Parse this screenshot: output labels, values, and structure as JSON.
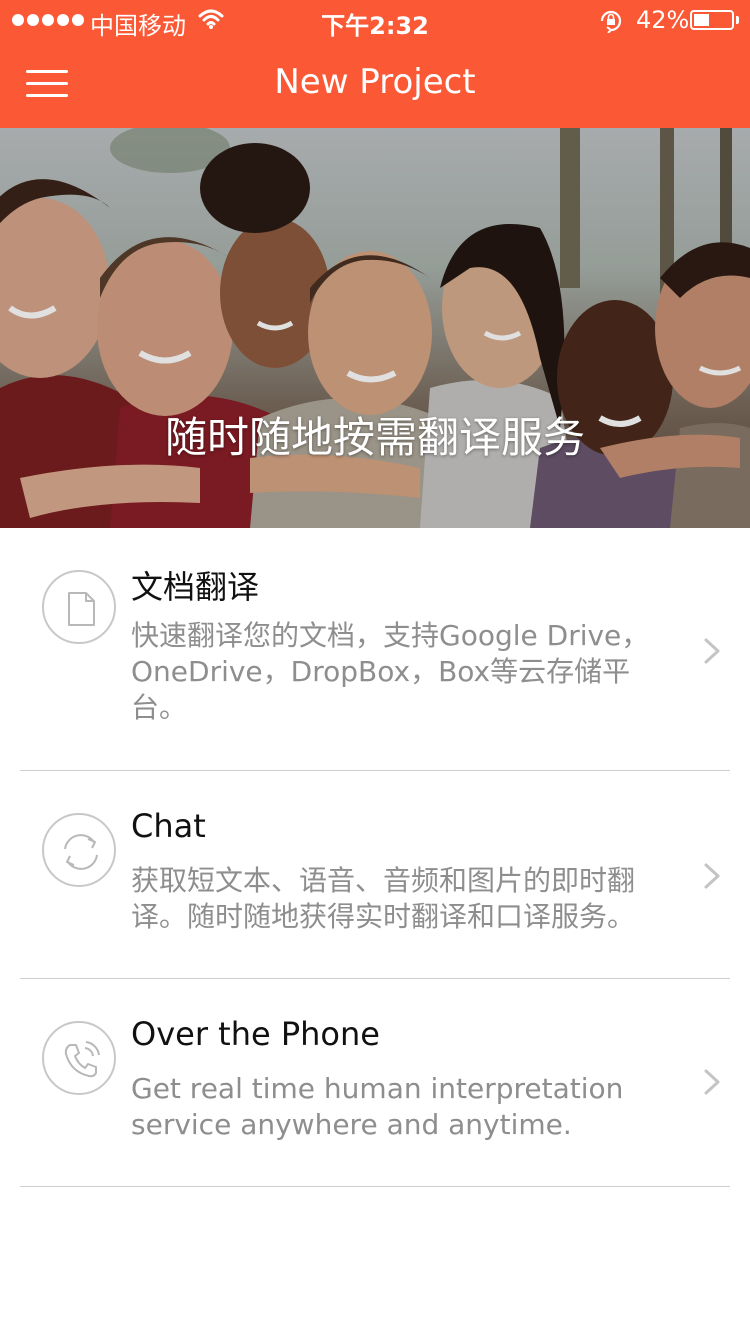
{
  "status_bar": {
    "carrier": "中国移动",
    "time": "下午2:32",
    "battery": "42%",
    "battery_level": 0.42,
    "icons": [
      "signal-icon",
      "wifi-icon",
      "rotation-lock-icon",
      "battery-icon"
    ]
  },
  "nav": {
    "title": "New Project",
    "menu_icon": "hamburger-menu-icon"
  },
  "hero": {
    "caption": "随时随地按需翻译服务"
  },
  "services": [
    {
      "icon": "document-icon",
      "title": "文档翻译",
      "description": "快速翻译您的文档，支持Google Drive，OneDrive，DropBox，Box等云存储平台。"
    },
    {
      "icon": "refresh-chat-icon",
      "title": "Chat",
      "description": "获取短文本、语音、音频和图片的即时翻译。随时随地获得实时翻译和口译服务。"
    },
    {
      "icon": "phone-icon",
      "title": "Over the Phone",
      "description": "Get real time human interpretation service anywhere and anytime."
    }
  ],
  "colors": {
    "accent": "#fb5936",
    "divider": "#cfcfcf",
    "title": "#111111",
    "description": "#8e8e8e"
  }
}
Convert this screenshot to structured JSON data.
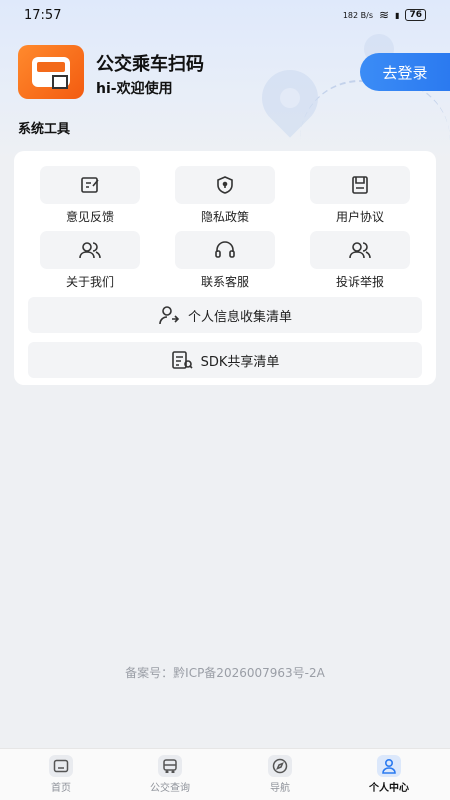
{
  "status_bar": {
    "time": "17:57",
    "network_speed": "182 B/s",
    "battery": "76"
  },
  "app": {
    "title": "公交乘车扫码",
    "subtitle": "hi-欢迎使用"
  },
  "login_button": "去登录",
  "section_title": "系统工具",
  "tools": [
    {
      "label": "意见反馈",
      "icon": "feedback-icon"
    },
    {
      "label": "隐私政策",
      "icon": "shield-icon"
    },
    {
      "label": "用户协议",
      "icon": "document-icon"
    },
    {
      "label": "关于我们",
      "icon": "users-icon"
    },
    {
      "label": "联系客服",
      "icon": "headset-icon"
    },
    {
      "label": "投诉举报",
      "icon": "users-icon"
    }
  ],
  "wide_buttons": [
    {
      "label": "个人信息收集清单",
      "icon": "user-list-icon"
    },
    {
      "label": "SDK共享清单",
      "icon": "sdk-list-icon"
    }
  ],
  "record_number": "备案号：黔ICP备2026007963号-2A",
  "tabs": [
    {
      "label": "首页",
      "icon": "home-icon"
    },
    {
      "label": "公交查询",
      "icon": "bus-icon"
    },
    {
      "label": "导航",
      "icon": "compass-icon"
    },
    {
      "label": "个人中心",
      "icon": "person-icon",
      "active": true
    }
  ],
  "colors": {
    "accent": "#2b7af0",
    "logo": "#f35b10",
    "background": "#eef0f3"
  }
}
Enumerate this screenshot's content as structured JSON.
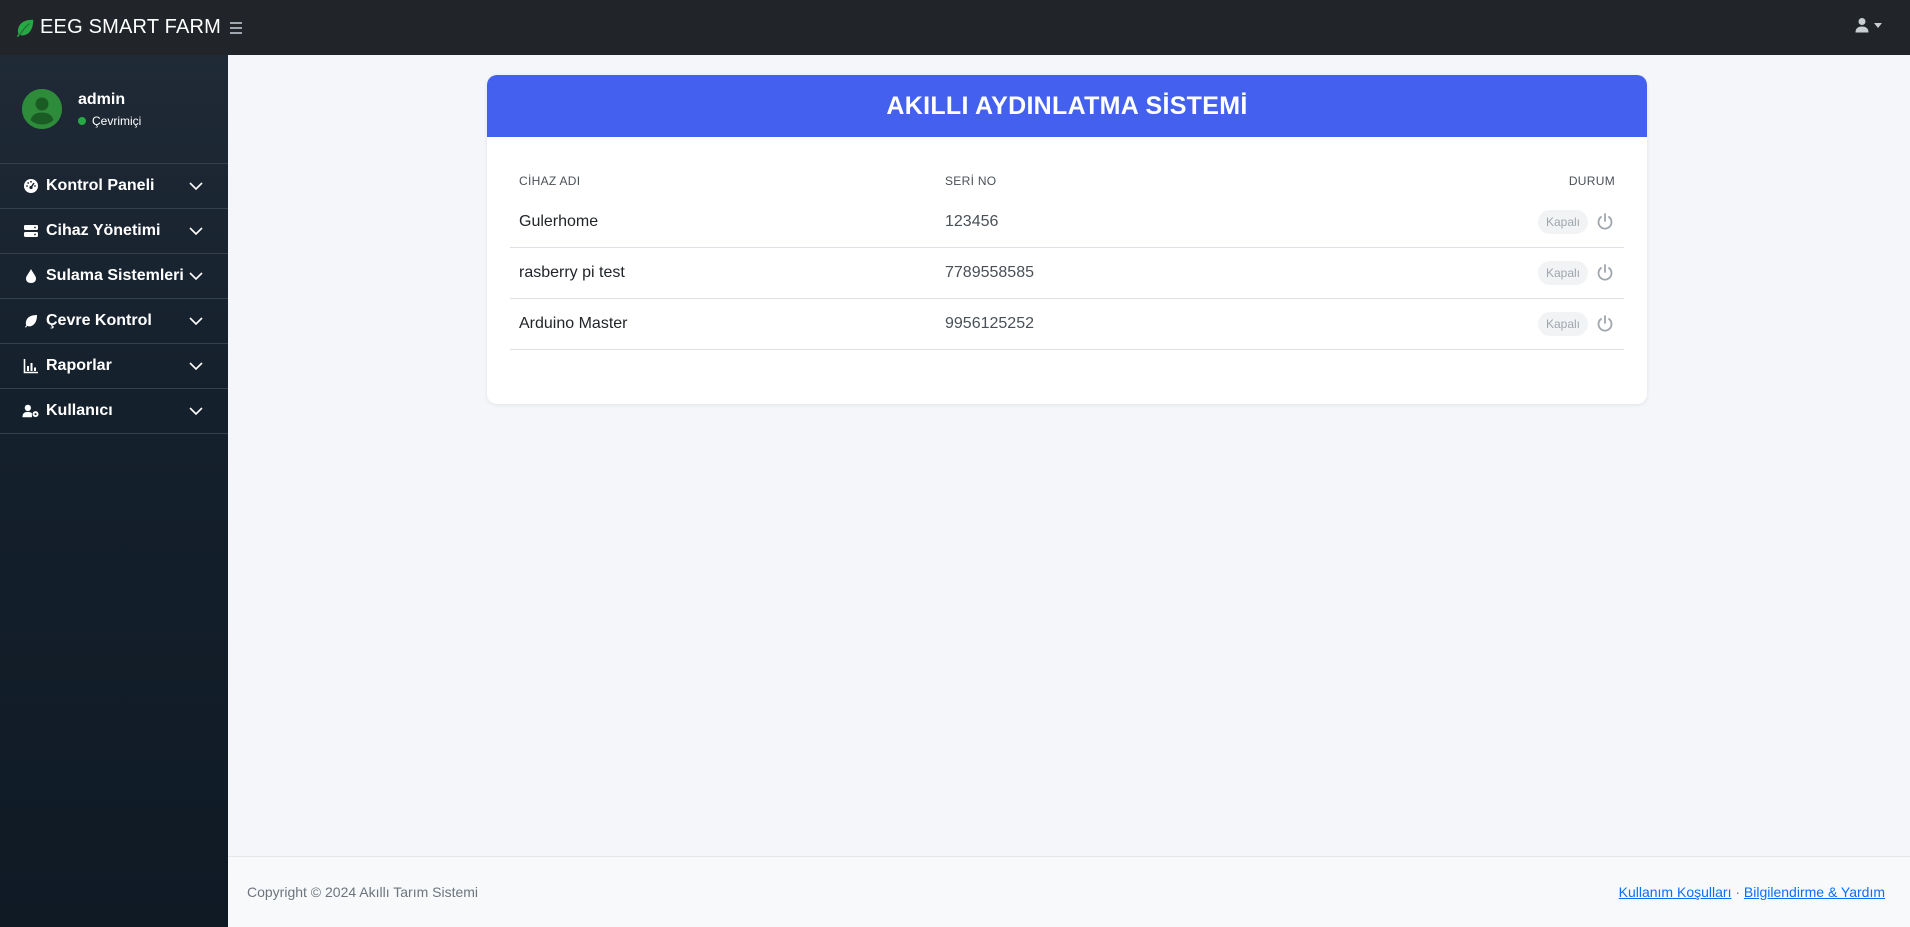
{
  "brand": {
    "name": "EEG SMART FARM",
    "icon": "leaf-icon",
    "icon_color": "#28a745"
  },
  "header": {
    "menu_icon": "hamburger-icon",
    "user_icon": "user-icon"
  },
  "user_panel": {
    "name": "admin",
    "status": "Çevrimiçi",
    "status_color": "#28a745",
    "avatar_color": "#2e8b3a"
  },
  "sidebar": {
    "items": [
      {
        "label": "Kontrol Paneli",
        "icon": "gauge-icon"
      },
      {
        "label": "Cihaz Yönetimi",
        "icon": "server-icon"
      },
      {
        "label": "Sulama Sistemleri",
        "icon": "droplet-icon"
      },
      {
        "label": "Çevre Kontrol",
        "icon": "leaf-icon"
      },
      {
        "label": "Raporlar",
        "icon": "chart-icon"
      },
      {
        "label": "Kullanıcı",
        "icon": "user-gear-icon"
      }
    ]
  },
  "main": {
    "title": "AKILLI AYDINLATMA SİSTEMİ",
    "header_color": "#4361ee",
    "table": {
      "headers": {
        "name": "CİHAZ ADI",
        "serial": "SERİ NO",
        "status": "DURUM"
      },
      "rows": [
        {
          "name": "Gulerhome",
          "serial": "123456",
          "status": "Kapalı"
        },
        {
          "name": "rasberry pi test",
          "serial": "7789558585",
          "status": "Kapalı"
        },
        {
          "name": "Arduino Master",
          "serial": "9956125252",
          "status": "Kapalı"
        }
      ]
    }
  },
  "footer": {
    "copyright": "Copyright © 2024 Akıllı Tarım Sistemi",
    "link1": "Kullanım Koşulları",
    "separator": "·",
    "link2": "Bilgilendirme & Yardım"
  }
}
━━━━━━
§ **Exercise brief**: Whichever lines contain the string "screenshot", select and copy them.

§ **Solution to this problem**:
Parse this screenshot: output labels, values, and structure as JSON.
Convert this screenshot to structured JSON data.
Enumerate this screenshot's content as structured JSON.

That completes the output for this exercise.